_What this task involves:_ Can you copy word for word the part of the passage below on labor migration and world city formation, from "Friedmann's formal elaboration" up to and including "people or more."?

━━━━━ Passage shown

Friedmann's formal elaboration of the world city hypothesis identifies the relationship between labor migration and world city formation in one of his seven theses: “World cities are points of destination for large numbers of both domestic and/or international migrants” (Friedmann 1986: 75). Friedmann's formulation of the world city hypothesis, however, views the role of labor migration in world city formation as even more profound than this interpretation alludes. Friedmann and Wolff's (1982) initial study of world city formation includes labor migration in each of the forms of restructuring that characterized world cities: physical, economic, and social. Migration is the primary source of physical restructuring by expanding populations in world cities: “By the end of the century, the typical world city will have ten million people or more.

Much of the increase will have come from migration” (Friedmann and Wolff 1982: 323). These large influxes of cheap, flexible migrant labor spur economic restructuring in the manufacturing sectors and give impetus to burgeoning informal sectors, both of which are seen as hallmarks of world cities. Economic and physical forms of restructuring are associated with social restructuring, as world cities are defined by polarized, or dual, class structures comprised of “transnational elites” and a “permanent underclass” (Friedmann and Wolff 1982: 322). Immigrants comprise a large and significant component of the “permanent underclass” in these new class structures:

Many, though not all, of the underclass are of different ethnic origin than the ruling strata; often, they have a different skin color as well, or speak a different dialect or language. These immigrant workers give to many world cities a distinctly ‘third world' aspect: Puerto Ricans and Haitians in New York, Mexicans in Los Angeles and San Francisco, barefoot Indians in Mexico City, ‘nordestinos' in Sao Paulo, Jamaicans in London, Algerians in Paris, Turks in Frankfurt, Malays in Singapore (Friedmann and Wolff 1982: 322-323).

Labor migration is also essential to Sassen's conceptualizations of world city formation. For Sassen, capital accumulation has historically required inflows of cheap, flexible labor: “A central precondition for the realization of the surplus-generating possibilities of a geographic location is the formation of a politically and economically suitable labor supply… (Sassen 1988: 26). Global cities have emerged as strategic sites, or nodes, of capital accumulation in the world-economy and, thus, they are also key points of destination for immigrants.

━━━━━━━━━━
━━━━━ Record excerpts

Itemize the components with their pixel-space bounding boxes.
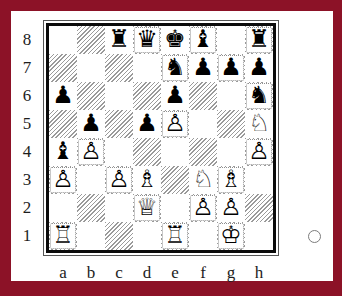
- square-a6[interactable]: ♟: [49, 82, 77, 110]
- square-d5[interactable]: ♟: [133, 110, 161, 138]
- square-f3[interactable]: ♘: [189, 166, 217, 194]
- piece-white-rook[interactable]: ♖: [52, 223, 74, 247]
- piece-halo: ♟: [218, 55, 244, 81]
- piece-halo: ♕: [134, 195, 160, 221]
- square-h1[interactable]: [245, 222, 273, 250]
- piece-white-pawn[interactable]: ♙: [80, 139, 102, 163]
- piece-white-king[interactable]: ♔: [220, 223, 242, 247]
- square-a1[interactable]: ♖: [49, 222, 77, 250]
- square-a3[interactable]: ♙: [49, 166, 77, 194]
- piece-halo: ♙: [246, 139, 272, 165]
- file-label-e: e: [161, 262, 189, 284]
- file-labels: abcdefgh: [49, 262, 273, 284]
- square-h8[interactable]: ♜: [245, 26, 273, 54]
- diagram-panel: 87654321 ♜♛♚♝♜♞♟♟♟♟♟♞♟♟♙♘♝♙♙♙♙♗♘♗♕♙♙♖♖♔ …: [11, 11, 333, 281]
- square-a8[interactable]: [49, 26, 77, 54]
- piece-white-queen[interactable]: ♕: [136, 195, 158, 219]
- piece-white-pawn[interactable]: ♙: [164, 111, 186, 135]
- piece-black-knight[interactable]: ♞: [164, 55, 186, 79]
- square-a2[interactable]: [49, 194, 77, 222]
- square-e1[interactable]: ♖: [161, 222, 189, 250]
- square-b6[interactable]: [77, 82, 105, 110]
- square-d6[interactable]: [133, 82, 161, 110]
- square-d4[interactable]: [133, 138, 161, 166]
- square-b7[interactable]: [77, 54, 105, 82]
- square-c1[interactable]: [105, 222, 133, 250]
- piece-white-bishop[interactable]: ♗: [220, 167, 242, 191]
- board: ♜♛♚♝♜♞♟♟♟♟♟♞♟♟♙♘♝♙♙♙♙♗♘♗♕♙♙♖♖♔: [46, 23, 276, 253]
- square-f8[interactable]: ♝: [189, 26, 217, 54]
- square-a7[interactable]: [49, 54, 77, 82]
- square-g6[interactable]: [217, 82, 245, 110]
- square-g4[interactable]: [217, 138, 245, 166]
- piece-white-knight[interactable]: ♘: [248, 111, 270, 135]
- piece-halo: ♙: [162, 111, 188, 137]
- rank-label-2: 2: [14, 194, 40, 222]
- square-a5[interactable]: [49, 110, 77, 138]
- piece-black-knight[interactable]: ♞: [248, 83, 270, 107]
- square-c4[interactable]: [105, 138, 133, 166]
- square-e5[interactable]: ♙: [161, 110, 189, 138]
- file-label-f: f: [189, 262, 217, 284]
- white-to-move-indicator: [308, 230, 321, 243]
- square-e3[interactable]: [161, 166, 189, 194]
- piece-black-queen[interactable]: ♛: [136, 27, 158, 51]
- piece-white-pawn[interactable]: ♙: [192, 195, 214, 219]
- piece-white-pawn[interactable]: ♙: [108, 167, 130, 191]
- piece-halo: ♝: [190, 27, 216, 53]
- square-e4[interactable]: [161, 138, 189, 166]
- file-label-c: c: [105, 262, 133, 284]
- square-h6[interactable]: ♞: [245, 82, 273, 110]
- square-h4[interactable]: ♙: [245, 138, 273, 166]
- piece-halo: ♞: [246, 83, 272, 109]
- square-g5[interactable]: [217, 110, 245, 138]
- square-g8[interactable]: [217, 26, 245, 54]
- piece-halo: ♙: [106, 167, 132, 193]
- piece-halo: ♞: [162, 55, 188, 81]
- square-c3[interactable]: ♙: [105, 166, 133, 194]
- piece-black-king[interactable]: ♚: [164, 27, 186, 51]
- rank-label-4: 4: [14, 138, 40, 166]
- square-b5[interactable]: ♟: [77, 110, 105, 138]
- piece-halo: ♜: [246, 27, 272, 53]
- piece-white-rook[interactable]: ♖: [164, 223, 186, 247]
- square-c8[interactable]: ♜: [105, 26, 133, 54]
- square-d7[interactable]: [133, 54, 161, 82]
- square-g1[interactable]: ♔: [217, 222, 245, 250]
- square-b4[interactable]: ♙: [77, 138, 105, 166]
- square-f2[interactable]: ♙: [189, 194, 217, 222]
- square-d2[interactable]: ♕: [133, 194, 161, 222]
- piece-black-pawn[interactable]: ♟: [164, 83, 186, 107]
- piece-halo: ♙: [190, 195, 216, 221]
- piece-halo: ♖: [162, 223, 188, 249]
- piece-white-pawn[interactable]: ♙: [248, 139, 270, 163]
- file-label-b: b: [77, 262, 105, 284]
- piece-black-pawn[interactable]: ♟: [52, 83, 74, 107]
- square-d1[interactable]: [133, 222, 161, 250]
- piece-white-pawn[interactable]: ♙: [52, 167, 74, 191]
- chess-diagram-page: 87654321 ♜♛♚♝♜♞♟♟♟♟♟♞♟♟♙♘♝♙♙♙♙♗♘♗♕♙♙♖♖♔ …: [0, 0, 342, 296]
- piece-halo: ♖: [50, 223, 76, 249]
- square-a4[interactable]: ♝: [49, 138, 77, 166]
- piece-halo: ♗: [218, 167, 244, 193]
- piece-halo: ♙: [50, 167, 76, 193]
- square-h3[interactable]: [245, 166, 273, 194]
- rank-label-8: 8: [14, 26, 40, 54]
- piece-black-pawn[interactable]: ♟: [220, 55, 242, 79]
- square-g2[interactable]: ♙: [217, 194, 245, 222]
- square-f6[interactable]: [189, 82, 217, 110]
- square-h5[interactable]: ♘: [245, 110, 273, 138]
- square-f4[interactable]: [189, 138, 217, 166]
- piece-white-knight[interactable]: ♘: [192, 167, 214, 191]
- file-label-a: a: [49, 262, 77, 284]
- piece-black-pawn[interactable]: ♟: [248, 55, 270, 79]
- piece-halo: ♔: [218, 223, 244, 249]
- square-c6[interactable]: [105, 82, 133, 110]
- board-frame: ♜♛♚♝♜♞♟♟♟♟♟♞♟♟♙♘♝♙♙♙♙♗♘♗♕♙♙♖♖♔: [43, 20, 279, 256]
- piece-halo: ♛: [134, 27, 160, 53]
- piece-black-bishop[interactable]: ♝: [192, 27, 214, 51]
- square-d8[interactable]: ♛: [133, 26, 161, 54]
- piece-black-rook[interactable]: ♜: [248, 27, 270, 51]
- square-e2[interactable]: [161, 194, 189, 222]
- square-c5[interactable]: [105, 110, 133, 138]
- file-label-g: g: [217, 262, 245, 284]
- piece-black-pawn[interactable]: ♟: [192, 55, 214, 79]
- file-label-h: h: [245, 262, 273, 284]
- piece-halo: ♙: [78, 139, 104, 165]
- square-f7[interactable]: ♟: [189, 54, 217, 82]
- square-b2[interactable]: [77, 194, 105, 222]
- rank-label-6: 6: [14, 82, 40, 110]
- piece-black-pawn[interactable]: ♟: [80, 111, 102, 135]
- square-f5[interactable]: [189, 110, 217, 138]
- piece-black-rook[interactable]: ♜: [108, 27, 130, 51]
- square-d3[interactable]: ♗: [133, 166, 161, 194]
- piece-white-pawn[interactable]: ♙: [220, 195, 242, 219]
- square-c2[interactable]: [105, 194, 133, 222]
- rank-labels: 87654321: [14, 26, 40, 250]
- rank-label-1: 1: [14, 222, 40, 250]
- square-b8[interactable]: [77, 26, 105, 54]
- square-e8[interactable]: ♚: [161, 26, 189, 54]
- square-g3[interactable]: ♗: [217, 166, 245, 194]
- square-b1[interactable]: [77, 222, 105, 250]
- rank-label-7: 7: [14, 54, 40, 82]
- rank-label-5: 5: [14, 110, 40, 138]
- file-label-d: d: [133, 262, 161, 284]
- square-e7[interactable]: ♞: [161, 54, 189, 82]
- piece-black-bishop[interactable]: ♝: [52, 139, 74, 163]
- square-c7[interactable]: [105, 54, 133, 82]
- piece-black-pawn[interactable]: ♟: [136, 111, 158, 135]
- piece-white-bishop[interactable]: ♗: [136, 167, 158, 191]
- square-g7[interactable]: ♟: [217, 54, 245, 82]
- rank-label-3: 3: [14, 166, 40, 194]
- square-e6[interactable]: ♟: [161, 82, 189, 110]
- square-h2[interactable]: [245, 194, 273, 222]
- square-f1[interactable]: [189, 222, 217, 250]
- square-h7[interactable]: ♟: [245, 54, 273, 82]
- square-b3[interactable]: [77, 166, 105, 194]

━━━━━━━━━━

_The solution:_
Friedmann's formal elaboration of the world city hypothesis identifies the relationship between labor migration and world city formation in one of his seven theses: “World cities are points of destination for large numbers of both domestic and/or international migrants” (Friedmann 1986: 75). Friedmann's formulation of the world city hypothesis, however, views the role of labor migration in world city formation as even more profound than this interpretation alludes. Friedmann and Wolff's (1982) initial study of world city formation includes labor migration in each of the forms of restructuring that characterized world cities: physical, economic, and social. Migration is the primary source of physical restructuring by expanding populations in world cities: “By the end of the century, the typical world city will have ten million people or more.